==== SOURCE EXTRACT
From the representative buildings, it was possible to assess the potential for potable-water savings for different scenarios. For the group of houses, 82 representative buildings were simulated in the 36 scenarios, resulting in 2952 simulation cases. Technical viability was analysed for each case to determine if the system simulated achieved a potential for potable-water savings close to the rainwater demand. Table 2 summarises the results: 100% of the cases were viable for using rainwater to meet the demand for cleaning and external uses, i.e., for design 1; 98.6% to supply the demand for toilet flushing, in design 2; and 95.0% for all non-potable activities in the dwelling, in design 3. Of the cases that did not reach technical viability, the average potential for potable-water savings was 21.3% and 33.6% for designs 2 and 3, respectively.
Technical viability was also assessed according to other simulation parameters. Figure 5a shows that the higher the total daily water consumption of the house, the lower the fraction of viable cases. For the catchment area, the smaller the roof area, the lower the fraction of viable cases, as shown in Figure 5b. Amongst the total technically unviable cases, 85.7% are for houses with total water consumptions exceeding 500 L daily, while 87.3% are for houses with roof areas smaller than 100 m2. There were no unviable cases for houses with a catchment area greater than 200 m2. Additionally, considering the parameter of the catchment area necessary to collect one cubic metre of rainwater per month, it was found that at least 8.88 m2 of roof area was required for each m3 of rainwater one wishes to consume.
========
==== ENTRIES PROVIDED
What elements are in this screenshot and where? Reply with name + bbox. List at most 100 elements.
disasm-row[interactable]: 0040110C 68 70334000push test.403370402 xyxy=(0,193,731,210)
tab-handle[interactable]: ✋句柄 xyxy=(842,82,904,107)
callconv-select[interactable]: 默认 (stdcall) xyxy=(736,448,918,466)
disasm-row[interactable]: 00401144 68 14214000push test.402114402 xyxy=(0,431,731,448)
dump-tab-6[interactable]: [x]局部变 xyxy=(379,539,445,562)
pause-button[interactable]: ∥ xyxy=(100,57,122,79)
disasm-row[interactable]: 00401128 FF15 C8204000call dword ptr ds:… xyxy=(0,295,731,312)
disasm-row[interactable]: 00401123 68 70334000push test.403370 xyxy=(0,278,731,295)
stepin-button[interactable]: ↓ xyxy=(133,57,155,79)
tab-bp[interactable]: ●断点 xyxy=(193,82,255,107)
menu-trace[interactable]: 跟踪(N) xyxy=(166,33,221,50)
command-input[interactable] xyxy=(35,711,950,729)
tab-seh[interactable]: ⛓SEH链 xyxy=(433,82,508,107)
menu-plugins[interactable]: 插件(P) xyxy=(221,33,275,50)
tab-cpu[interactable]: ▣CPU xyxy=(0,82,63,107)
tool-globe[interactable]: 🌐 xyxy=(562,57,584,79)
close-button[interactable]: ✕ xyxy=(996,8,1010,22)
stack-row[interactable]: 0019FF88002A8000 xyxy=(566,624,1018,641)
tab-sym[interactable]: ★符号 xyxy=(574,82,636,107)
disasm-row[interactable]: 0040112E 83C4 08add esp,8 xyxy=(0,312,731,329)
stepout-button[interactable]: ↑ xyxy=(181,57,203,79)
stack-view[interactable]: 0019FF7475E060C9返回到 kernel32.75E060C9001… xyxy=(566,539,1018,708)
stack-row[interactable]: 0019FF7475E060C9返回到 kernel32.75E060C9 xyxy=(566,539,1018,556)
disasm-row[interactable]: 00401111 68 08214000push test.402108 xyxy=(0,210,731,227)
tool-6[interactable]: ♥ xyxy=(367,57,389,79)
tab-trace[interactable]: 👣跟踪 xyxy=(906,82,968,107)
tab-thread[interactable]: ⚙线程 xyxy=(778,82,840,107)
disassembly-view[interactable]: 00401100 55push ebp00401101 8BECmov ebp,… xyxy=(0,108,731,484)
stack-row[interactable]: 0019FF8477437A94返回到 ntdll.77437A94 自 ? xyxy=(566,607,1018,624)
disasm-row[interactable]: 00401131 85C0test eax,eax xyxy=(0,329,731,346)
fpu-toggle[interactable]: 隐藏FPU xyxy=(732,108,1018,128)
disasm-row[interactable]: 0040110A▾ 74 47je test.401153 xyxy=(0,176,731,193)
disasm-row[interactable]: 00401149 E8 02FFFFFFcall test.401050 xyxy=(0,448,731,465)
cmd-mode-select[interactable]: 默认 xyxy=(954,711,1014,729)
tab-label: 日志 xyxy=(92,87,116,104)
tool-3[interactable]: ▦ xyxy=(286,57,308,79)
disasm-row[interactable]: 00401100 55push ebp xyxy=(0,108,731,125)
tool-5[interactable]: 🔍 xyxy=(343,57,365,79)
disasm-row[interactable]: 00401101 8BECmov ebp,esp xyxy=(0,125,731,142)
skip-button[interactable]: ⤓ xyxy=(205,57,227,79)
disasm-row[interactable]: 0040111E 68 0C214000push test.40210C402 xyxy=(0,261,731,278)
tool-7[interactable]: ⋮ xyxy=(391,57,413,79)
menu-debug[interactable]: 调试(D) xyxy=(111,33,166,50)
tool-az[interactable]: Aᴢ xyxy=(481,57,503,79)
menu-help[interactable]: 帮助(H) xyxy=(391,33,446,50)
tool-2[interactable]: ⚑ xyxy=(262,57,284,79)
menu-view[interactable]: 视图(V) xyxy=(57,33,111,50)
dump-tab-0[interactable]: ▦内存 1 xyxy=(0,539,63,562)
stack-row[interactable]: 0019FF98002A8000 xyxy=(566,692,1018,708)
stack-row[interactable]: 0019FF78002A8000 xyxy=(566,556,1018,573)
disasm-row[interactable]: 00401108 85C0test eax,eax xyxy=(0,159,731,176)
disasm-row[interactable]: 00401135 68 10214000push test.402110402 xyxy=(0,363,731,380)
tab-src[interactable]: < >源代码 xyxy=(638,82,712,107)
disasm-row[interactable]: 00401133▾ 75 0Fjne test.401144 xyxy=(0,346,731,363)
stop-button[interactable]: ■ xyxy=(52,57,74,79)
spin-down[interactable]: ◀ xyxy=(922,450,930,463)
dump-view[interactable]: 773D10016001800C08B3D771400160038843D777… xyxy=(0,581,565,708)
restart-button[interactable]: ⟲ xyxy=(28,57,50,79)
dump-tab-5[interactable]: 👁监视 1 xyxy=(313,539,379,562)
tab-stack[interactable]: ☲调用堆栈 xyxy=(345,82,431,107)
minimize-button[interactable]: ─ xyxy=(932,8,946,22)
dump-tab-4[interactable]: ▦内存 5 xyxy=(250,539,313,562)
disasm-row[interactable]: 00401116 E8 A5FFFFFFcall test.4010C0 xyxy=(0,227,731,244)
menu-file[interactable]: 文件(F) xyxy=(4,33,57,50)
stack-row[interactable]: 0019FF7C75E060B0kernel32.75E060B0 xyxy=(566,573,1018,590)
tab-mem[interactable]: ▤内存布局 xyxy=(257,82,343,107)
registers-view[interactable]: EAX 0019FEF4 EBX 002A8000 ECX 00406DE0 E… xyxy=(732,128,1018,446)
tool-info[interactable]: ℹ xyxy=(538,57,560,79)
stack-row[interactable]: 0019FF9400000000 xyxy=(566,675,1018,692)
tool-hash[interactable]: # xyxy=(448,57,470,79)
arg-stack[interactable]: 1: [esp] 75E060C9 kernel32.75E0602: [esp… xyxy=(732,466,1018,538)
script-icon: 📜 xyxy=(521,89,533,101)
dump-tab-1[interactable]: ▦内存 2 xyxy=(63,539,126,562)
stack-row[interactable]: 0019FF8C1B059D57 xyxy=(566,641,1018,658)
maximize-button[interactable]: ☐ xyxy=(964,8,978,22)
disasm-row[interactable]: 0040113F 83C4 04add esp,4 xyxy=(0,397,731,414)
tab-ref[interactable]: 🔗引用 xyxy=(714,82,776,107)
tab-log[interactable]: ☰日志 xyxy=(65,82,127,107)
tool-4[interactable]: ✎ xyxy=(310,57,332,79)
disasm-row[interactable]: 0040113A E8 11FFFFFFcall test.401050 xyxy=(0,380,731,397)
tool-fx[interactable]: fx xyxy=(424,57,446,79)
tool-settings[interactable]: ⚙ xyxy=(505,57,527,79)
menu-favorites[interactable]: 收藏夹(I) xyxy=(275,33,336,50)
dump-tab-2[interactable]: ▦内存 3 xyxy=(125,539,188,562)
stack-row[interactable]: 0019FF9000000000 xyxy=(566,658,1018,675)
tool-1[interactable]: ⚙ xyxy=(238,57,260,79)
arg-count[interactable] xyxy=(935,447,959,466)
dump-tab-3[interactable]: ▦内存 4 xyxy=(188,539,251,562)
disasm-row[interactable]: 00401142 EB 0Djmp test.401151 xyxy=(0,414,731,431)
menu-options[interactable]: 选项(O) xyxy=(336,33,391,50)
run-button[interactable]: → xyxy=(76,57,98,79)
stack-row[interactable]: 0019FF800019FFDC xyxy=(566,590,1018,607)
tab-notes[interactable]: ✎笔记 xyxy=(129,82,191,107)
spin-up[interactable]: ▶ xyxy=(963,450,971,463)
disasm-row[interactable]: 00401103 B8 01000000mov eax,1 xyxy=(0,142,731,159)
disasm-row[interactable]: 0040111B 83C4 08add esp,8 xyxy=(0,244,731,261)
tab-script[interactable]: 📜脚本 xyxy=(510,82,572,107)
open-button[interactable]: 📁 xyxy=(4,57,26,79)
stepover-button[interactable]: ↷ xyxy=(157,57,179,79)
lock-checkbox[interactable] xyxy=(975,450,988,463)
========
USING THE INFORMATION:
1: Reproduce part of the rainwater-savings passage, starting at the words "From the representative" and stopping after "and 3, respectively.".
2: How would you render this sentence from the rainwater-savings passage in Spanish: "There were no unviable cases for houses with a catchment area greater than 200 m2."?

PER-TASK OUTPUTS:
1:
From the representative buildings, it was possible to assess the potential for potable-water savings for different scenarios. For the group of houses, 82 representative buildings were simulated in the 36 scenarios, resulting in 2952 simulation cases. Technical viability was analysed for each case to determine if the system simulated achieved a potential for potable-water savings close to the rainwater demand. Table 2 summarises the results: 100% of the cases were viable for using rainwater to meet the demand for cleaning and external uses, i.e., for design 1; 98.6% to supply the demand for toilet flushing, in design 2; and 95.0% for all non-potable activities in the dwelling, in design 3. Of the cases that did not reach technical viability, the average potential for potable-water savings was 21.3% and 33.6% for designs 2 and 3, respectively.

2: No hubo casos inviables para las viviendas con un área de captación superior a 200 m2.